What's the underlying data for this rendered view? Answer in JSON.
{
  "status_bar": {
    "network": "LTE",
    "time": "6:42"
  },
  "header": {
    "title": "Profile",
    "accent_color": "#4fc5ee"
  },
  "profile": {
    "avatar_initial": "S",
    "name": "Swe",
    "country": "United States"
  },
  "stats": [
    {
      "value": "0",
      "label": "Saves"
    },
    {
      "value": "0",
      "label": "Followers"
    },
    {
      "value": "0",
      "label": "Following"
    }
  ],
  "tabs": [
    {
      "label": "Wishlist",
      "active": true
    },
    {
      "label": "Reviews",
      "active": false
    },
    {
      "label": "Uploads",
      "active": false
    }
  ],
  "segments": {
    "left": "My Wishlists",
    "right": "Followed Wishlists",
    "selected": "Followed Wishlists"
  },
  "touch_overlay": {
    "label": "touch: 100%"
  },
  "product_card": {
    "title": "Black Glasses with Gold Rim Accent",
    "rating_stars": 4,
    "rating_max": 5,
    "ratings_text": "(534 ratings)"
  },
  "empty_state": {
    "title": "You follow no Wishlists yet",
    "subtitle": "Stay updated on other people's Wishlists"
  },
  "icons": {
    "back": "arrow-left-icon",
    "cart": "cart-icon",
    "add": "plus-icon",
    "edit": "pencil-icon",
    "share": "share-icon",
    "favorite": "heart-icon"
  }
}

# # # #

◆ **Work to complete**: Extract each record, keeping it identical to the original.

◆ **Solution**:
What's the underlying data for this rendered view? Answer in JSON.
{
  "status_bar": {
    "network": "LTE",
    "time": "6:42"
  },
  "header": {
    "title": "Profile",
    "accent_color": "#4fc5ee"
  },
  "profile": {
    "avatar_initial": "S",
    "name": "Swe",
    "country": "United States"
  },
  "stats": [
    {
      "value": "0",
      "label": "Saves"
    },
    {
      "value": "0",
      "label": "Followers"
    },
    {
      "value": "0",
      "label": "Following"
    }
  ],
  "tabs": [
    {
      "label": "Wishlist",
      "active": true
    },
    {
      "label": "Reviews",
      "active": false
    },
    {
      "label": "Uploads",
      "active": false
    }
  ],
  "segments": {
    "left": "My Wishlists",
    "right": "Followed Wishlists",
    "selected": "Followed Wishlists"
  },
  "touch_overlay": {
    "label": "touch: 100%"
  },
  "product_card": {
    "title": "Black Glasses with Gold Rim Accent",
    "rating_stars": 4,
    "rating_max": 5,
    "ratings_text": "(534 ratings)"
  },
  "empty_state": {
    "title": "You follow no Wishlists yet",
    "subtitle": "Stay updated on other people's Wishlists"
  },
  "icons": {
    "back": "arrow-left-icon",
    "cart": "cart-icon",
    "add": "plus-icon",
    "edit": "pencil-icon",
    "share": "share-icon",
    "favorite": "heart-icon"
  }
}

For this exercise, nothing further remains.